WHAT TO DO:
Quote, without change, all of the lines that follow.

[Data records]

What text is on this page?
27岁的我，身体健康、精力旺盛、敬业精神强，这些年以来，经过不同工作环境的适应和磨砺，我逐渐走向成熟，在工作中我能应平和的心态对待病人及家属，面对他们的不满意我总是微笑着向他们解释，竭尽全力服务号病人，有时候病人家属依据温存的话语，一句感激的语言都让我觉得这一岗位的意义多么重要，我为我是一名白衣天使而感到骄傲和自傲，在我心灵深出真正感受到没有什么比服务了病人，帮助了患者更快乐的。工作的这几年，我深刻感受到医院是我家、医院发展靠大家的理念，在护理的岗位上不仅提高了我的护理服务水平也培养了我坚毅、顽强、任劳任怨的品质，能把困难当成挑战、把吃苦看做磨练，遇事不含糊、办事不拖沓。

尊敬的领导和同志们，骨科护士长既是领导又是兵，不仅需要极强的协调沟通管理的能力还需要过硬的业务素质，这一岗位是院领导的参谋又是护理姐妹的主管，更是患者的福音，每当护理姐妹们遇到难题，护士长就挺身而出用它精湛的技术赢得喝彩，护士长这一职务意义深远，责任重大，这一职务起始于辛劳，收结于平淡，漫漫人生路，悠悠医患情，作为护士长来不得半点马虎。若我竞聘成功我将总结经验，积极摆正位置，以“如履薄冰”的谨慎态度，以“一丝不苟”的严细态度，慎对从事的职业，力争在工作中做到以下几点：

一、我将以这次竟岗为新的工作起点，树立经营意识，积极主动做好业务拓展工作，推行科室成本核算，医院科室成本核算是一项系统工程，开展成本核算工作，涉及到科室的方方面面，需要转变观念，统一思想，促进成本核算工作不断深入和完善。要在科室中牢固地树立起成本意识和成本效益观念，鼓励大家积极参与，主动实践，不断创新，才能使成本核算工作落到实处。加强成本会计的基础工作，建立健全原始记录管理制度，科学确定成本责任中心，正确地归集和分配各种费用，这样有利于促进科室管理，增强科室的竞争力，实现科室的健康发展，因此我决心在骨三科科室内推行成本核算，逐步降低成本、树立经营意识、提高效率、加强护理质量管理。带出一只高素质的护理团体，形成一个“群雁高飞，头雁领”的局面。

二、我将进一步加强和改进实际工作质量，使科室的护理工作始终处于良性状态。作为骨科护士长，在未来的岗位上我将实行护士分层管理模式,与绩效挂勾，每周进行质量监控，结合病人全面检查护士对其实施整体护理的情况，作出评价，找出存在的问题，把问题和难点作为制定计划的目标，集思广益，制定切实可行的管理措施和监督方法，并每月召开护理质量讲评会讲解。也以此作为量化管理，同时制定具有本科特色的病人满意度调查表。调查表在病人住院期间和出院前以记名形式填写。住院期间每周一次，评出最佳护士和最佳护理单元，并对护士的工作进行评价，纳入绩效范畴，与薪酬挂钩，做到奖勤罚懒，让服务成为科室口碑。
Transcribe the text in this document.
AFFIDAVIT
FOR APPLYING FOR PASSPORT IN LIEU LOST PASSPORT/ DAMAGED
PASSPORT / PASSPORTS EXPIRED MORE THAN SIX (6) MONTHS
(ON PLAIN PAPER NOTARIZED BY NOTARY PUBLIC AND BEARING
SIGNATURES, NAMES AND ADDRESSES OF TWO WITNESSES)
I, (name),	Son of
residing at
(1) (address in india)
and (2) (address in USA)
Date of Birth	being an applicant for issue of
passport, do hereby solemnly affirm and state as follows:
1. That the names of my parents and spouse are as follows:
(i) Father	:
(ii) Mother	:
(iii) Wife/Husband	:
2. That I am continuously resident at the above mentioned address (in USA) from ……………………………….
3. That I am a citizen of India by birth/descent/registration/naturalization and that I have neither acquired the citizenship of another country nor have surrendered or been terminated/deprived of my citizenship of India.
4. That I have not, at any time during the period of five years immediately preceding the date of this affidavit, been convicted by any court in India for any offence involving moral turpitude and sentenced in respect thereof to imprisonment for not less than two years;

IN RESPONSE:
What text is on this page?
27岁的我，身体健康、精力旺盛、敬业精神强，这些年以来，经过不同工作环境的适应和磨砺，我逐渐走向成熟，在工作中我能应平和的心态对待病人及家属，面对他们的不满意我总是微笑着向他们解释，竭尽全力服务号病人，有时候病人家属依据温存的话语，一句感激的语言都让我觉得这一岗位的意义多么重要，我为我是一名白衣天使而感到骄傲和自傲，在我心灵深出真正感受到没有什么比服务了病人，帮助了患者更快乐的。工作的这几年，我深刻感受到医院是我家、医院发展靠大家的理念，在护理的岗位上不仅提高了我的护理服务水平也培养了我坚毅、顽强、任劳任怨的品质，能把困难当成挑战、把吃苦看做磨练，遇事不含糊、办事不拖沓。

尊敬的领导和同志们，骨科护士长既是领导又是兵，不仅需要极强的协调沟通管理的能力还需要过硬的业务素质，这一岗位是院领导的参谋又是护理姐妹的主管，更是患者的福音，每当护理姐妹们遇到难题，护士长就挺身而出用它精湛的技术赢得喝彩，护士长这一职务意义深远，责任重大，这一职务起始于辛劳，收结于平淡，漫漫人生路，悠悠医患情，作为护士长来不得半点马虎。若我竞聘成功我将总结经验，积极摆正位置，以“如履薄冰”的谨慎态度，以“一丝不苟”的严细态度，慎对从事的职业，力争在工作中做到以下几点：

一、我将以这次竟岗为新的工作起点，树立经营意识，积极主动做好业务拓展工作，推行科室成本核算，医院科室成本核算是一项系统工程，开展成本核算工作，涉及到科室的方方面面，需要转变观念，统一思想，促进成本核算工作不断深入和完善。要在科室中牢固地树立起成本意识和成本效益观念，鼓励大家积极参与，主动实践，不断创新，才能使成本核算工作落到实处。加强成本会计的基础工作，建立健全原始记录管理制度，科学确定成本责任中心，正确地归集和分配各种费用，这样有利于促进科室管理，增强科室的竞争力，实现科室的健康发展，因此我决心在骨三科科室内推行成本核算，逐步降低成本、树立经营意识、提高效率、加强护理质量管理。带出一只高素质的护理团体，形成一个“群雁高飞，头雁领”的局面。

二、我将进一步加强和改进实际工作质量，使科室的护理工作始终处于良性状态。作为骨科护士长，在未来的岗位上我将实行护士分层管理模式,与绩效挂勾，每周进行质量监控，结合病人全面检查护士对其实施整体护理的情况，作出评价，找出存在的问题，把问题和难点作为制定计划的目标，集思广益，制定切实可行的管理措施和监督方法，并每月召开护理质量讲评会讲解。也以此作为量化管理，同时制定具有本科特色的病人满意度调查表。调查表在病人住院期间和出院前以记名形式填写。住院期间每周一次，评出最佳护士和最佳护理单元，并对护士的工作进行评价，纳入绩效范畴，与薪酬挂钩，做到奖勤罚懒，让服务成为科室口碑。
Transcribe the text in this document.
AFFIDAVIT
FOR APPLYING FOR PASSPORT IN LIEU LOST PASSPORT/ DAMAGED
PASSPORT / PASSPORTS EXPIRED MORE THAN SIX (6) MONTHS
(ON PLAIN PAPER NOTARIZED BY NOTARY PUBLIC AND BEARING
SIGNATURES, NAMES AND ADDRESSES OF TWO WITNESSES)
I, (name),	Son of
residing at
(1) (address in india)
and (2) (address in USA)
Date of Birth	being an applicant for issue of
passport, do hereby solemnly affirm and state as follows:
1. That the names of my parents and spouse are as follows:
(i) Father	:
(ii) Mother	:
(iii) Wife/Husband	:
2. That I am continuously resident at the above mentioned address (in USA) from ……………………………….
3. That I am a citizen of India by birth/descent/registration/naturalization and that I have neither acquired the citizenship of another country nor have surrendered or been terminated/deprived of my citizenship of India.
4. That I have not, at any time during the period of five years immediately preceding the date of this affidavit, been convicted by any court in India for any offence involving moral turpitude and sentenced in respect thereof to imprisonment for not less than two years;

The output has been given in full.